Staff understood the importance of listening to people and involving them in decision making as much as possible. Staff we spoke with considered people were listened to and were aware of how people could provide feedback about care and support, or the service in general. They told us the manager's appointment had been a positive one for the home.
There were a variety of processes in place to ensure that people’s views were obtained and listened to. A complaints policy signposted people and their families on the ways they could raise both informal and formal complaints. Residents’ meetings and family meetings were also in place to raise any questions or obtain feedback. People had been sent surveys to respond to.
Equity in access
People had access to out of hours services, such as GP’s and crisis teams. People confirmed they had been supported to attend hospital when urgent care and attention was required.
Staff were aware of who they should contact and when, during an emergency situation. Staff told us they sought guidance from a unit manager, or other senior staff member in the event of an emergency. One staff member told us in the first instance they would approach their unit manager but would be comfortable asking the home manager for support.
Partners were satisfied; the staff were responsive in emergency and safeguarding situations.
Policies and processes were in place for staff to follow in the event of someone becoming unwell or distressed. Staff were aware of who to contact depending on the service required. Care records recorded how people should be supported to ensure they gained access to health and social care services when required.
Equity in experiences and outcomes
People told us they were confident to speak up and considered they were listened to. Staff treated people equally and without discrimination. People and their relatives told us they were supported by staff when this was needed.
The service employed a diverse staff group. Staff were able to communicate with people whose first or preferred language was not English. Leaders were more proactive and were exploring ways to help improve people’s experiences and outcomes. They recognised that some of these needed developing further. Staff understood the importance of providing an inclusive approach to care.
There were a range of processes in place for people to make their voices heard and people felt able to share their views and raise concerns. There was no evidence of people being disadvantaged for any reason. The manager had oversight of the home and analysed incidents to ensure lessons were learnt and people had positive experiences and outcomes. Staff received equality and diversity training and were aware of the importance of this in practice.
Planning for the future
Electronic end of life care plans were in place; information in these was limited and it wasn’t clear where people did not want to discuss end-of-life care. When a person’s health deteriorated GP’s would be involved to discuss plans for the end of their life with them and their family.
Staff told us they were informed when people were at the end of their life. Staff were aware of the care plans for supporting people in line with their wishes at the end of their life and had received training on end-of-life care.
Care records documented people’s preferences and wishes for end-of-life care and indicated if an advanced ‘do not resuscitate’ instruction was in place. There was limited information regarding people’s wishes at the end of their lives and the manager recognised more input from relatives was required. Positive links had been formed with GP’s and district nurses; support was available for people approaching the end of life.

Dataset records:
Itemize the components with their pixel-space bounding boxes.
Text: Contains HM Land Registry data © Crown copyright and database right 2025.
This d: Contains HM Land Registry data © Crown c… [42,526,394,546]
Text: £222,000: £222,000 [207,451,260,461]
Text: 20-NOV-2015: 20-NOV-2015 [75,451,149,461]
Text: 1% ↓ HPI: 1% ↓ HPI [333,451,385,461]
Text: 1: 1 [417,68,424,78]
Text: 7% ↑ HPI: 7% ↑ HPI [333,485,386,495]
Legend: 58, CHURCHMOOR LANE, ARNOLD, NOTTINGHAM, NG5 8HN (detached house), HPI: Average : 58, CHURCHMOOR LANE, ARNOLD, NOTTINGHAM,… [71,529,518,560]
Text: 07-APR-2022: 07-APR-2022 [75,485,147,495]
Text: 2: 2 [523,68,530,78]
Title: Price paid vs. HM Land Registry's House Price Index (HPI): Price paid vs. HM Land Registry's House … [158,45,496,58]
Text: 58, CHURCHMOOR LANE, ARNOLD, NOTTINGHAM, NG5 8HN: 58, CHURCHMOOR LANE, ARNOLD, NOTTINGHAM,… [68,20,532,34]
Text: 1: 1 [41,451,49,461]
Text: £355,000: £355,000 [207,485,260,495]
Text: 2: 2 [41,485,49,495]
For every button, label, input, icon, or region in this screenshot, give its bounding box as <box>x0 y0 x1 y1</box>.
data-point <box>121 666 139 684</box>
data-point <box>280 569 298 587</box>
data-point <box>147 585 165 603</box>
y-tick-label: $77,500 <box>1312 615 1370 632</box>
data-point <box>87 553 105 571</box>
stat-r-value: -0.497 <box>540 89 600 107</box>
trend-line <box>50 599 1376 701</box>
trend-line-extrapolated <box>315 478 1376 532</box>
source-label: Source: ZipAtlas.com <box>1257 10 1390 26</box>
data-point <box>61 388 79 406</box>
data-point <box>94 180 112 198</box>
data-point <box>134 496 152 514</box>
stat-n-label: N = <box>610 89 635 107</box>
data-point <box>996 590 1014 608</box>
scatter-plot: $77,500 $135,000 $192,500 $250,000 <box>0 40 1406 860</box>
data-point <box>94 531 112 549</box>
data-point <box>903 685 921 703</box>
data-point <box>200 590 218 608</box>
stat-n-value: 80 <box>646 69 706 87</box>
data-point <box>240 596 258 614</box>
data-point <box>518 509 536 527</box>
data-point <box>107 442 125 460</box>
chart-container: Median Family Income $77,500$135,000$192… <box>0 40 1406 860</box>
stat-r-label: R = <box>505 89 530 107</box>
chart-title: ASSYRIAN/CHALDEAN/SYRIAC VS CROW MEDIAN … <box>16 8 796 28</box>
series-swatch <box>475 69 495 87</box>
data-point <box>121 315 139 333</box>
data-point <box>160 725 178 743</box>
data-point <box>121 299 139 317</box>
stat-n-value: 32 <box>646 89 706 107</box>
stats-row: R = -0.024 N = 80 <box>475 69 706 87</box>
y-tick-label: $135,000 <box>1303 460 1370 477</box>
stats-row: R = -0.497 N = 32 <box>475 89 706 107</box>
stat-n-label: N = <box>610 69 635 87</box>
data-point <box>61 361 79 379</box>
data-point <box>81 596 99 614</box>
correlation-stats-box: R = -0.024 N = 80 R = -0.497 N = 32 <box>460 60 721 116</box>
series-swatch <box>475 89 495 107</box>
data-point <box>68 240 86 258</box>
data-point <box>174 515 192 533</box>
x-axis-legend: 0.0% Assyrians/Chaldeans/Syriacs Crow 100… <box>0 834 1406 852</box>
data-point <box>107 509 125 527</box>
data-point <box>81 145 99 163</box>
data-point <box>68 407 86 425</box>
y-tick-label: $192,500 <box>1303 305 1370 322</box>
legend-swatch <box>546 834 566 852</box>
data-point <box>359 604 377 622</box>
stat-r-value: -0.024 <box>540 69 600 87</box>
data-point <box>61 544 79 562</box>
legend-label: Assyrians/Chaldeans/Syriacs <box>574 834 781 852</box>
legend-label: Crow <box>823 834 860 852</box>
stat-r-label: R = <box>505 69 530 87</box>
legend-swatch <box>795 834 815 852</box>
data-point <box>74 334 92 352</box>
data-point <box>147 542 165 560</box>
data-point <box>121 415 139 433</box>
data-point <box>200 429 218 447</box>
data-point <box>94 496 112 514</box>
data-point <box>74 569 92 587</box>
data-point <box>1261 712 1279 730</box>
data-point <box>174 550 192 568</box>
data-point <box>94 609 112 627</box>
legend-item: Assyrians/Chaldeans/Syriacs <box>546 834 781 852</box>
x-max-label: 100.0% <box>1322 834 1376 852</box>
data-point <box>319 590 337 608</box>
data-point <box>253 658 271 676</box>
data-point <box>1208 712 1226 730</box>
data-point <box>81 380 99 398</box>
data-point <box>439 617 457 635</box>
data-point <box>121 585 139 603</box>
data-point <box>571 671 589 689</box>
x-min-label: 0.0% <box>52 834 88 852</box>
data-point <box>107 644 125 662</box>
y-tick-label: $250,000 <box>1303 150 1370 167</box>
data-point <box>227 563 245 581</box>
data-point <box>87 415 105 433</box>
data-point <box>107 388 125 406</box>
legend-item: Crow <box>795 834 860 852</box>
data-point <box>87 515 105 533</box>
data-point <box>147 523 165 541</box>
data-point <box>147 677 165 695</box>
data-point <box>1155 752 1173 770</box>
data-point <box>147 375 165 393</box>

What is required:
Using the text about the home above, say whether each statement agrees with it. Answer yes or no, and quote the words that decide it.
(a) Staff could communicate with people whose preferred language was not English.
(b) The electronic end of life care plans held detailed information.
(c) One staff member said they would go first to the home manager in an emergency.

Result of the exercise:
(a) Yes: "Staff were able to communicate with people whose first or preferred language was not English."
(b) No: "information in these was limited"
(c) No: "in the first instance they would approach their unit manager"